■ Goal ■
Update the lines below by changing every "Description with numbered items" to "Numbered description" and keeping everything else the same.

(Saved entries)
— START —

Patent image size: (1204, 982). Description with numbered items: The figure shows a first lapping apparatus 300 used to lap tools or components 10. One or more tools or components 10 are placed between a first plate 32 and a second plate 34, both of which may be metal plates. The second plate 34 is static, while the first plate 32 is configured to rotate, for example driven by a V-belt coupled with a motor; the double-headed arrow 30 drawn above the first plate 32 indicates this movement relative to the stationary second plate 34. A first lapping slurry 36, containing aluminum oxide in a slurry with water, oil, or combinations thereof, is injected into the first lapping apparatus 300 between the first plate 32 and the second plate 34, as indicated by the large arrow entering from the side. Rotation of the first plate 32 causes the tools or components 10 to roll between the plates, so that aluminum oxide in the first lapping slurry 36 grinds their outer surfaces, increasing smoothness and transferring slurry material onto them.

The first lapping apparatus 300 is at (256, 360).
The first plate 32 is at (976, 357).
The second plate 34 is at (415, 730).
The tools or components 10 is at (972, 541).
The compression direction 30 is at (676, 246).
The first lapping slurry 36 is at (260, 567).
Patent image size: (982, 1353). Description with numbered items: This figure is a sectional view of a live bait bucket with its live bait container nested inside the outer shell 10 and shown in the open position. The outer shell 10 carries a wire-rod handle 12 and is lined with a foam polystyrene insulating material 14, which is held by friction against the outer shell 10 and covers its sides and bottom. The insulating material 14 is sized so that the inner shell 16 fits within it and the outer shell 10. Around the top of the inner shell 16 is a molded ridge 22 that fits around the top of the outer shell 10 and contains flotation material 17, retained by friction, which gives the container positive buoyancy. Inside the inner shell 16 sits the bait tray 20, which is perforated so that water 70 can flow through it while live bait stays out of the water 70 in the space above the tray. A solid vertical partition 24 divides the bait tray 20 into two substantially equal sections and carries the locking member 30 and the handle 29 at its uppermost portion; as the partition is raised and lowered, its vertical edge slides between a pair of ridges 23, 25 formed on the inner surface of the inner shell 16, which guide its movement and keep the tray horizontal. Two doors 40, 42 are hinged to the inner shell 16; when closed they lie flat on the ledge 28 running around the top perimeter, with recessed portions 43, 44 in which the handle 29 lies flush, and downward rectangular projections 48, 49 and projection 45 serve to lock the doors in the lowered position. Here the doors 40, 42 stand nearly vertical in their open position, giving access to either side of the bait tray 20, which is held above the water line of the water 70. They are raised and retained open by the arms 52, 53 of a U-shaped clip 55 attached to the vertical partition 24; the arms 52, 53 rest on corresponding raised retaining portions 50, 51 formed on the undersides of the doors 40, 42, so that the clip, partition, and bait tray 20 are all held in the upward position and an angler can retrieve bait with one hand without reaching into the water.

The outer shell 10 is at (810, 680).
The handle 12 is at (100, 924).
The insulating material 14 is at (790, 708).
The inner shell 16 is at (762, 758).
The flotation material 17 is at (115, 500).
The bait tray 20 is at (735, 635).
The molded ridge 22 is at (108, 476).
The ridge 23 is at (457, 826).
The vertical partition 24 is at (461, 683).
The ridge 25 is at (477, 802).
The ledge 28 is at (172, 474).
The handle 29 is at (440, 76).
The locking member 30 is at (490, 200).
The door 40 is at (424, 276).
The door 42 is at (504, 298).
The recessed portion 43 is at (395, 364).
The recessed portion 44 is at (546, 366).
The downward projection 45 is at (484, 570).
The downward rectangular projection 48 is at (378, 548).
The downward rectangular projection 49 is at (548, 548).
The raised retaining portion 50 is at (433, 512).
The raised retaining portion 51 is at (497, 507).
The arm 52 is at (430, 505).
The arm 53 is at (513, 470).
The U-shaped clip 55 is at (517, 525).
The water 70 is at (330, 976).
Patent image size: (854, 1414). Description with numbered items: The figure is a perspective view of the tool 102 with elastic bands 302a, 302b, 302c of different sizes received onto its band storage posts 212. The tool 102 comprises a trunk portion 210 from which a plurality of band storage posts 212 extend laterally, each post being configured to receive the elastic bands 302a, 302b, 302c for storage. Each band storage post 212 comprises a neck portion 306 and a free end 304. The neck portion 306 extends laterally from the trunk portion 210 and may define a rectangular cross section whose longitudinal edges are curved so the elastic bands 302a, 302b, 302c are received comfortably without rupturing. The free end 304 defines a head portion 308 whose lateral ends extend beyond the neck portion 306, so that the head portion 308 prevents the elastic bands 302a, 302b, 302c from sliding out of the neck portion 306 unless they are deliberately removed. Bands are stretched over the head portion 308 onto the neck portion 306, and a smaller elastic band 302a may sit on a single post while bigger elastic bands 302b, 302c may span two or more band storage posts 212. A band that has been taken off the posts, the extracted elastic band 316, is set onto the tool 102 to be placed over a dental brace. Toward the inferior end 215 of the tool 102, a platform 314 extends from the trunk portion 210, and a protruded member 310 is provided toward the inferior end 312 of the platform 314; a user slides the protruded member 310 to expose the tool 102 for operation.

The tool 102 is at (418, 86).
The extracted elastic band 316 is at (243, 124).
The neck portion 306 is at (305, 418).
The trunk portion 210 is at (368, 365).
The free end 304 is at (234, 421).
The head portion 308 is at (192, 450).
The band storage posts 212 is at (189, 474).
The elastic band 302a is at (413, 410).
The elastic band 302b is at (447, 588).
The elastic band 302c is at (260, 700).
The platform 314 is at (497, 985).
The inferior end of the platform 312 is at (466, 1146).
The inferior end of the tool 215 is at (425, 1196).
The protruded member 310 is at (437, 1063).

— END —

■ Written reply ■
Patent image size: (1204, 982). Numbered description: The figure shows a first lapping apparatus 300 used to lap tools or components 10. One or more tools or components 10 are placed between a first plate 32 and a second plate 34, both of which may be metal plates. The second plate 34 is static, while the first plate 32 is configured to rotate, for example driven by a V-belt coupled with a motor; the double-headed arrow 30 drawn above the first plate 32 indicates this movement relative to the stationary second plate 34. A first lapping slurry 36, containing aluminum oxide in a slurry with water, oil, or combinations thereof, is injected into the first lapping apparatus 300 between the first plate 32 and the second plate 34, as indicated by the large arrow entering from the side. Rotation of the first plate 32 causes the tools or components 10 to roll between the plates, so that aluminum oxide in the first lapping slurry 36 grinds their outer surfaces, increasing smoothness and transferring slurry material onto them.

The first lapping apparatus 300 is at (256, 360).
The first plate 32 is at (976, 357).
The second plate 34 is at (415, 730).
The tools or components 10 is at (972, 541).
The compression direction 30 is at (676, 246).
The first lapping slurry 36 is at (260, 567).
Patent image size: (982, 1353). Numbered description: This figure is a sectional view of a live bait bucket with its live bait container nested inside the outer shell 10 and shown in the open position. The outer shell 10 carries a wire-rod handle 12 and is lined with a foam polystyrene insulating material 14, which is held by friction against the outer shell 10 and covers its sides and bottom. The insulating material 14 is sized so that the inner shell 16 fits within it and the outer shell 10. Around the top of the inner shell 16 is a molded ridge 22 that fits around the top of the outer shell 10 and contains flotation material 17, retained by friction, which gives the container positive buoyancy. Inside the inner shell 16 sits the bait tray 20, which is perforated so that water 70 can flow through it while live bait stays out of the water 70 in the space above the tray. A solid vertical partition 24 divides the bait tray 20 into two substantially equal sections and carries the locking member 30 and the handle 29 at its uppermost portion; as the partition is raised and lowered, its vertical edge slides between a pair of ridges 23, 25 formed on the inner surface of the inner shell 16, which guide its movement and keep the tray horizontal. Two doors 40, 42 are hinged to the inner shell 16; when closed they lie flat on the ledge 28 running around the top perimeter, with recessed portions 43, 44 in which the handle 29 lies flush, and downward rectangular projections 48, 49 and projection 45 serve to lock the doors in the lowered position. Here the doors 40, 42 stand nearly vertical in their open position, giving access to either side of the bait tray 20, which is held above the water line of the water 70. They are raised and retained open by the arms 52, 53 of a U-shaped clip 55 attached to the vertical partition 24; the arms 52, 53 rest on corresponding raised retaining portions 50, 51 formed on the undersides of the doors 40, 42, so that the clip, partition, and bait tray 20 are all held in the upward position and an angler can retrieve bait with one hand without reaching into the water.

The outer shell 10 is at (810, 680).
The handle 12 is at (100, 924).
The insulating material 14 is at (790, 708).
The inner shell 16 is at (762, 758).
The flotation material 17 is at (115, 500).
The bait tray 20 is at (735, 635).
The molded ridge 22 is at (108, 476).
The ridge 23 is at (457, 826).
The vertical partition 24 is at (461, 683).
The ridge 25 is at (477, 802).
The ledge 28 is at (172, 474).
The handle 29 is at (440, 76).
The locking member 30 is at (490, 200).
The door 40 is at (424, 276).
The door 42 is at (504, 298).
The recessed portion 43 is at (395, 364).
The recessed portion 44 is at (546, 366).
The downward projection 45 is at (484, 570).
The downward rectangular projection 48 is at (378, 548).
The downward rectangular projection 49 is at (548, 548).
The raised retaining portion 50 is at (433, 512).
The raised retaining portion 51 is at (497, 507).
The arm 52 is at (430, 505).
The arm 53 is at (513, 470).
The U-shaped clip 55 is at (517, 525).
The water 70 is at (330, 976).
Patent image size: (854, 1414). Numbered description: The figure is a perspective view of the tool 102 with elastic bands 302a, 302b, 302c of different sizes received onto its band storage posts 212. The tool 102 comprises a trunk portion 210 from which a plurality of band storage posts 212 extend laterally, each post being configured to receive the elastic bands 302a, 302b, 302c for storage. Each band storage post 212 comprises a neck portion 306 and a free end 304. The neck portion 306 extends laterally from the trunk portion 210 and may define a rectangular cross section whose longitudinal edges are curved so the elastic bands 302a, 302b, 302c are received comfortably without rupturing. The free end 304 defines a head portion 308 whose lateral ends extend beyond the neck portion 306, so that the head portion 308 prevents the elastic bands 302a, 302b, 302c from sliding out of the neck portion 306 unless they are deliberately removed. Bands are stretched over the head portion 308 onto the neck portion 306, and a smaller elastic band 302a may sit on a single post while bigger elastic bands 302b, 302c may span two or more band storage posts 212. A band that has been taken off the posts, the extracted elastic band 316, is set onto the tool 102 to be placed over a dental brace. Toward the inferior end 215 of the tool 102, a platform 314 extends from the trunk portion 210, and a protruded member 310 is provided toward the inferior end 312 of the platform 314; a user slides the protruded member 310 to expose the tool 102 for operation.

The tool 102 is at (418, 86).
The extracted elastic band 316 is at (243, 124).
The neck portion 306 is at (305, 418).
The trunk portion 210 is at (368, 365).
The free end 304 is at (234, 421).
The head portion 308 is at (192, 450).
The band storage posts 212 is at (189, 474).
The elastic band 302a is at (413, 410).
The elastic band 302b is at (447, 588).
The elastic band 302c is at (260, 700).
The platform 314 is at (497, 985).
The inferior end of the platform 312 is at (466, 1146).
The inferior end of the tool 215 is at (425, 1196).
The protruded member 310 is at (437, 1063).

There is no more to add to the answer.